Aim of the task:
Write out the material again word for word, dropping any images it holds.

══════

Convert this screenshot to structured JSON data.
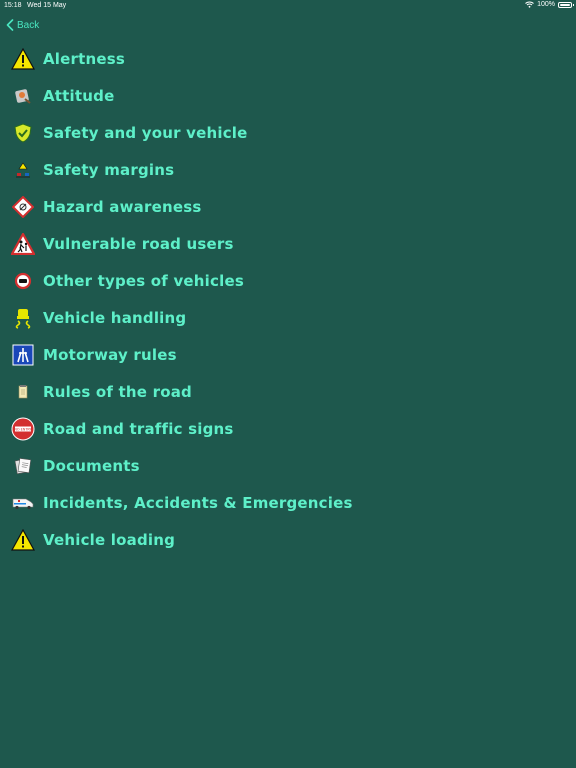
{
  "status_bar": {
    "time": "15:18",
    "date": "Wed 15 May",
    "battery": "100%",
    "battery_level": 1.0
  },
  "nav": {
    "back_label": "Back"
  },
  "colors": {
    "background": "#1e584d",
    "accent": "#49e6c0",
    "item_text": "#5ef0c9"
  },
  "topics": [
    {
      "label": "Alertness",
      "icon": "warning-triangle-icon"
    },
    {
      "label": "Attitude",
      "icon": "attitude-icon"
    },
    {
      "label": "Safety and your vehicle",
      "icon": "shield-icon"
    },
    {
      "label": "Safety margins",
      "icon": "car-distance-icon"
    },
    {
      "label": "Hazard awareness",
      "icon": "hazard-diamond-icon"
    },
    {
      "label": "Vulnerable road users",
      "icon": "pedestrian-sign-icon"
    },
    {
      "label": "Other types of vehicles",
      "icon": "vehicle-sign-icon"
    },
    {
      "label": "Vehicle handling",
      "icon": "skid-icon"
    },
    {
      "label": "Motorway rules",
      "icon": "motorway-sign-icon"
    },
    {
      "label": "Rules of the road",
      "icon": "rulebook-icon"
    },
    {
      "label": "Road and traffic signs",
      "icon": "no-entry-sign-icon"
    },
    {
      "label": "Documents",
      "icon": "documents-icon"
    },
    {
      "label": "Incidents, Accidents & Emergencies",
      "icon": "ambulance-icon"
    },
    {
      "label": "Vehicle loading",
      "icon": "warning-triangle-icon"
    }
  ]
}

══════

Task result:
Convert this screenshot to structured JSON data.
{
  "status_bar": {
    "time": "15:18",
    "date": "Wed 15 May",
    "battery": "100%",
    "battery_level": 1.0
  },
  "nav": {
    "back_label": "Back"
  },
  "colors": {
    "background": "#1e584d",
    "accent": "#49e6c0",
    "item_text": "#5ef0c9"
  },
  "topics": [
    {
      "label": "Alertness",
      "icon": "warning-triangle-icon"
    },
    {
      "label": "Attitude",
      "icon": "attitude-icon"
    },
    {
      "label": "Safety and your vehicle",
      "icon": "shield-icon"
    },
    {
      "label": "Safety margins",
      "icon": "car-distance-icon"
    },
    {
      "label": "Hazard awareness",
      "icon": "hazard-diamond-icon"
    },
    {
      "label": "Vulnerable road users",
      "icon": "pedestrian-sign-icon"
    },
    {
      "label": "Other types of vehicles",
      "icon": "vehicle-sign-icon"
    },
    {
      "label": "Vehicle handling",
      "icon": "skid-icon"
    },
    {
      "label": "Motorway rules",
      "icon": "motorway-sign-icon"
    },
    {
      "label": "Rules of the road",
      "icon": "rulebook-icon"
    },
    {
      "label": "Road and traffic signs",
      "icon": "no-entry-sign-icon"
    },
    {
      "label": "Documents",
      "icon": "documents-icon"
    },
    {
      "label": "Incidents, Accidents & Emergencies",
      "icon": "ambulance-icon"
    },
    {
      "label": "Vehicle loading",
      "icon": "warning-triangle-icon"
    }
  ]
}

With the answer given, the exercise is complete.